- What you are asked to do
Please copy out the material word for word, from its first line through the line containing "candle-body (1893, 495, 1901, 529)".

- Material for the task
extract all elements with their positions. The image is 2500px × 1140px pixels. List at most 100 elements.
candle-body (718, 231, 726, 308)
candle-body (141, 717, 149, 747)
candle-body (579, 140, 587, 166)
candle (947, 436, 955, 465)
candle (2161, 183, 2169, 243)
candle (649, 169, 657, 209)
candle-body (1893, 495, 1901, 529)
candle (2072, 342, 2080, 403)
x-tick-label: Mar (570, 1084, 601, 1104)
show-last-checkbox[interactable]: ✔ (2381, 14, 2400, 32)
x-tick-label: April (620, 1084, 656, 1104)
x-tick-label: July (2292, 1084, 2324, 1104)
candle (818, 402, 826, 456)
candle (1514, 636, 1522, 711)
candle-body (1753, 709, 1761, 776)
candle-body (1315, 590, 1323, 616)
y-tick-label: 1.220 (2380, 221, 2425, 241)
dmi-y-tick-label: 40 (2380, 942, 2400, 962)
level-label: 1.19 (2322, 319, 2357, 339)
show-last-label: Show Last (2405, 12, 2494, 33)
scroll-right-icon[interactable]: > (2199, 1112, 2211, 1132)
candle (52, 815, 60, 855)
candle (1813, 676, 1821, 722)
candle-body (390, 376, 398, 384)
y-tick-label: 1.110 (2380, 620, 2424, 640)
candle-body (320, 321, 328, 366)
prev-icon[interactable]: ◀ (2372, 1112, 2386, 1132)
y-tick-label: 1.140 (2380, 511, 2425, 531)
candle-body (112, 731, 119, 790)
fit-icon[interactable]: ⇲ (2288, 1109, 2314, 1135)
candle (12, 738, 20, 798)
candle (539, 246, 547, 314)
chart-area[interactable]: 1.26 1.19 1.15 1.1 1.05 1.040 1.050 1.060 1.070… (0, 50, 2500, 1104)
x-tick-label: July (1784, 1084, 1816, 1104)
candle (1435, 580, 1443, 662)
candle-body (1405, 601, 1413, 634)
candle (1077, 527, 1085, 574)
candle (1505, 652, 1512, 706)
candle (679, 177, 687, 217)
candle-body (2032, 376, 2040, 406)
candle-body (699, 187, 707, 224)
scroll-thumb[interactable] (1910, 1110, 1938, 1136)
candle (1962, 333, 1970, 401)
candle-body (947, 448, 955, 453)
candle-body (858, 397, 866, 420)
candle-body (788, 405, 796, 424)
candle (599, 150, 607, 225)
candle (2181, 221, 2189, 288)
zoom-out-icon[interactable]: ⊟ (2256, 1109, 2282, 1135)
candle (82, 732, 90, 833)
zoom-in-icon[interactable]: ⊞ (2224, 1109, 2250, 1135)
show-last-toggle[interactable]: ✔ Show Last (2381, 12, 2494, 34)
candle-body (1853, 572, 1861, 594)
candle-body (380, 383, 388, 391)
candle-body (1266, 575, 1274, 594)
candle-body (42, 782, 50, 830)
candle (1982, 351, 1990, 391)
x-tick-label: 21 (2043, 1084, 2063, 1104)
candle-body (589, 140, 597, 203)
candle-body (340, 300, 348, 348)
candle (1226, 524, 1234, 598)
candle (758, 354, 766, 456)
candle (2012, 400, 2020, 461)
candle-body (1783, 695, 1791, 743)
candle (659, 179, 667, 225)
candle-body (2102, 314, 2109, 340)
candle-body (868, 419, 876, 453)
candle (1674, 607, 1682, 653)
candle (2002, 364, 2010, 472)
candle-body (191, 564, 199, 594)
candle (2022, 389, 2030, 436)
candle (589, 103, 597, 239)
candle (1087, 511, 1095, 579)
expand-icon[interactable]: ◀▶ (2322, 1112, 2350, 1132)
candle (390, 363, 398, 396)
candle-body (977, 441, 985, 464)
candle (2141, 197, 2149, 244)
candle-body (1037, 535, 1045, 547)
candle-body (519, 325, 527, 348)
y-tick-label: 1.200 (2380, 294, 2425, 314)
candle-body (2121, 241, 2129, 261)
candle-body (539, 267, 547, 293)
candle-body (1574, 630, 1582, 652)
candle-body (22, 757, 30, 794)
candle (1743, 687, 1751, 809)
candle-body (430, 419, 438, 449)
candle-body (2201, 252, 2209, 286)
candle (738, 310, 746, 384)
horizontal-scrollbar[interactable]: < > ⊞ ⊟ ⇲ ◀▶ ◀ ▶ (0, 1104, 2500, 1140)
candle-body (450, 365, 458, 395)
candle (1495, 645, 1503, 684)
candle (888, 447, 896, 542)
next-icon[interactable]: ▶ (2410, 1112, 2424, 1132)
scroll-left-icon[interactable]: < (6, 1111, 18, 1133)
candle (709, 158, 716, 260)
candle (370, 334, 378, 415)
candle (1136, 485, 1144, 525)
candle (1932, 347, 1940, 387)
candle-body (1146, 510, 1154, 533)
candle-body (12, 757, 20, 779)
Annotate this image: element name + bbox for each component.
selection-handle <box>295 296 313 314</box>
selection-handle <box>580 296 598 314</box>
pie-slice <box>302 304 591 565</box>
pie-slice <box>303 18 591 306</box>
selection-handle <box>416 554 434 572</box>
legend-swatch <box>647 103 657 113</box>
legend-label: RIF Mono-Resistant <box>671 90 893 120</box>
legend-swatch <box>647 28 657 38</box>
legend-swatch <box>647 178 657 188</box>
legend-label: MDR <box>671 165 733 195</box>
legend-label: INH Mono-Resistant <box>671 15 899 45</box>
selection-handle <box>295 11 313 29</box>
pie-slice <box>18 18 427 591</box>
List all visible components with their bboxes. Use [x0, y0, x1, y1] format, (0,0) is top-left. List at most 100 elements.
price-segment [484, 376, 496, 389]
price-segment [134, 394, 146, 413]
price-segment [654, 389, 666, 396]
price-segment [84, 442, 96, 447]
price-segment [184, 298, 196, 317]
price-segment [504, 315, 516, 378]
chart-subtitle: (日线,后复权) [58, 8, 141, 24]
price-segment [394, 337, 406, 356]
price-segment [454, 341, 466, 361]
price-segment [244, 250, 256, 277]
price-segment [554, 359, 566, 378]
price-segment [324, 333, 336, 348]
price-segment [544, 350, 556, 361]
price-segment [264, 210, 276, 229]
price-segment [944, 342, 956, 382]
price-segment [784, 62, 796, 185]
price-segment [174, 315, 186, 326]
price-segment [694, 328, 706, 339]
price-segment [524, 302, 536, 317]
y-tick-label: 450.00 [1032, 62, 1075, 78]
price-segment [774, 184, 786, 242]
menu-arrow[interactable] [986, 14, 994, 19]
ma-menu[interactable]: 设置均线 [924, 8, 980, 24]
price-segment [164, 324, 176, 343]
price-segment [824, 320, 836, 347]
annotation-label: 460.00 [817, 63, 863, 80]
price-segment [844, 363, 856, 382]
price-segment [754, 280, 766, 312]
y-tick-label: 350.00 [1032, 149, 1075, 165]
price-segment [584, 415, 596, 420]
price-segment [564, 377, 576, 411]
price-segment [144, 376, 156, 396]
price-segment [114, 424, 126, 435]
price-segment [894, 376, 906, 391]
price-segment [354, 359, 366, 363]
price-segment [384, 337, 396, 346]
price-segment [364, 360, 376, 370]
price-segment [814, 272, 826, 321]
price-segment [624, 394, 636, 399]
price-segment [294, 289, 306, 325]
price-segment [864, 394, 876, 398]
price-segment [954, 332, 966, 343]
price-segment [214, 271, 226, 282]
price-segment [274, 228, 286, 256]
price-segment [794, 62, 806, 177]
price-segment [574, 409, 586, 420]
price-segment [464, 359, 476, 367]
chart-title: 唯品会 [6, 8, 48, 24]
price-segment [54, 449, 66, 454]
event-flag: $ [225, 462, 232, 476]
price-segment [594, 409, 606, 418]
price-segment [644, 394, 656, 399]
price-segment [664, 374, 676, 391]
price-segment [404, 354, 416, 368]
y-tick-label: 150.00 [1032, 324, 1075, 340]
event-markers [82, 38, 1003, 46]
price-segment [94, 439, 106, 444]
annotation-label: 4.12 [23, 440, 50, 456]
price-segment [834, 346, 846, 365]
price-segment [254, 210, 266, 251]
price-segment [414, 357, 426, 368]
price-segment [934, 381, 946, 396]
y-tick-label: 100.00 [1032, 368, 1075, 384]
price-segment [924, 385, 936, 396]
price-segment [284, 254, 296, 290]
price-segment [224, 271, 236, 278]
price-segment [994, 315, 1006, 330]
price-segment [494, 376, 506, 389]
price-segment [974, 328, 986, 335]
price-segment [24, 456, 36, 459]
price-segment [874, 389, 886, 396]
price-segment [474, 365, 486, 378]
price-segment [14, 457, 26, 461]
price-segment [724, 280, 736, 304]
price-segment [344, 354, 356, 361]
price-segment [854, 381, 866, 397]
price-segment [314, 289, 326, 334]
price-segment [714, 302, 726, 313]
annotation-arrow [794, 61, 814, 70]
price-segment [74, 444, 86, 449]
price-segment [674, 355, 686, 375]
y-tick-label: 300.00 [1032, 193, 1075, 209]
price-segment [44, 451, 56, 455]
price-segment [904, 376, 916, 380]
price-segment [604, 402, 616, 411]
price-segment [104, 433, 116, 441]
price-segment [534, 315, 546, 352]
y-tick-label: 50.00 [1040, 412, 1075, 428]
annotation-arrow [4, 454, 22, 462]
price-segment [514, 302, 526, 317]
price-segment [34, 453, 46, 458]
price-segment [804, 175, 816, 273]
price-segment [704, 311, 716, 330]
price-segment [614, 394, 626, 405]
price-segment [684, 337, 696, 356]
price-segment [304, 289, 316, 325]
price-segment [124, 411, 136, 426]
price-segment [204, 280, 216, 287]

- Answer to the problem
extract all elements with their positions. The image is 2500px × 1140px pixels. List at most 100 elements.
candle-body (718, 231, 726, 308)
candle-body (141, 717, 149, 747)
candle-body (579, 140, 587, 166)
candle (947, 436, 955, 465)
candle (2161, 183, 2169, 243)
candle (649, 169, 657, 209)
candle-body (1893, 495, 1901, 529)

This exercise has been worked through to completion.